### DATA FOR PROCESSING
»»

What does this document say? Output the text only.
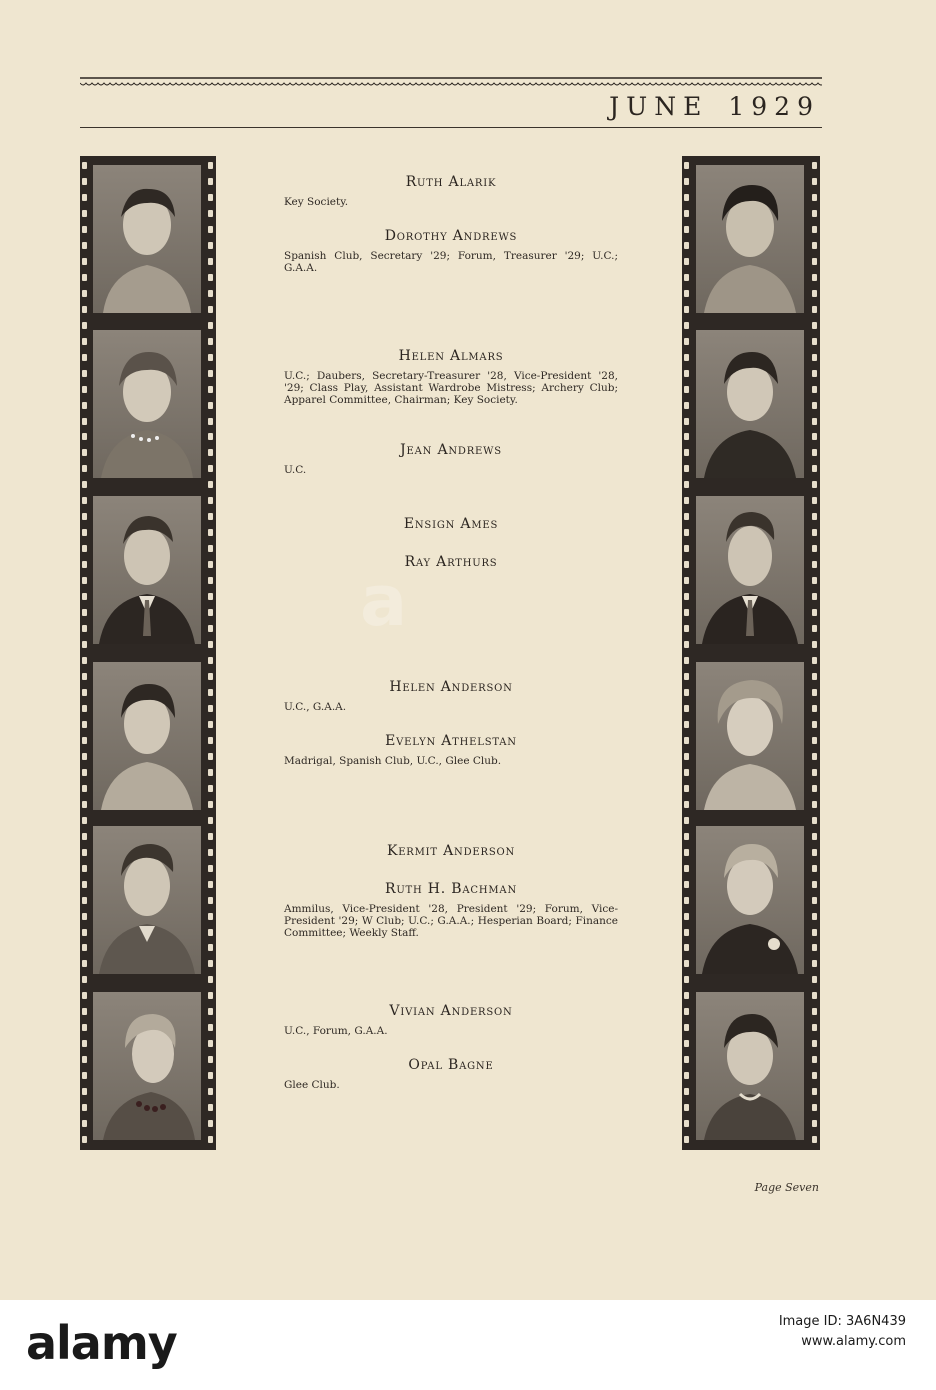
JUNE 1929
Ruth Alarik
Key Society.
Dorothy Andrews
Spanish Club, Secretary '29; Forum, Treasurer '29; U.C.; G.A.A.
Helen Almars
U.C.; Daubers, Secretary-Treasurer '28, Vice-President '28, '29; Class Play, Assistant Wardrobe Mistress; Archery Club; Apparel Committee, Chairman; Key Society.
Jean Andrews
U.C.
Ensign Ames
Ray Arthurs
Helen Anderson
U.C., G.A.A.
Evelyn Athelstan
Madrigal, Spanish Club, U.C., Glee Club.
Kermit Anderson
Ruth H. Bachman
Ammilus, Vice-President '28, President '29; Forum, Vice-President '29; W Club; U.C.; G.A.A.; Hesperian Board; Finance Committee; Weekly Staff.
Vivian Anderson
U.C., Forum, G.A.A.
Opal Bagne
Glee Club.
Page Seven
a
alamy	Image ID: 3A6N439
www.alamy.com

««

### THE EXERCISE
Review the material and copy each line in which the word "President" appears.

### ANSWER BELOW
U.C.; Daubers, Secretary-Treasurer '28, Vice-President '28, '29; Class Play, Assistant Wardrobe Mistress; Archery Club; Apparel Committee, Chairman; Key Society.
Ammilus, Vice-President '28, President '29; Forum, Vice-President '29; W Club; U.C.; G.A.A.; Hesperian Board; Finance Committee; Weekly Staff.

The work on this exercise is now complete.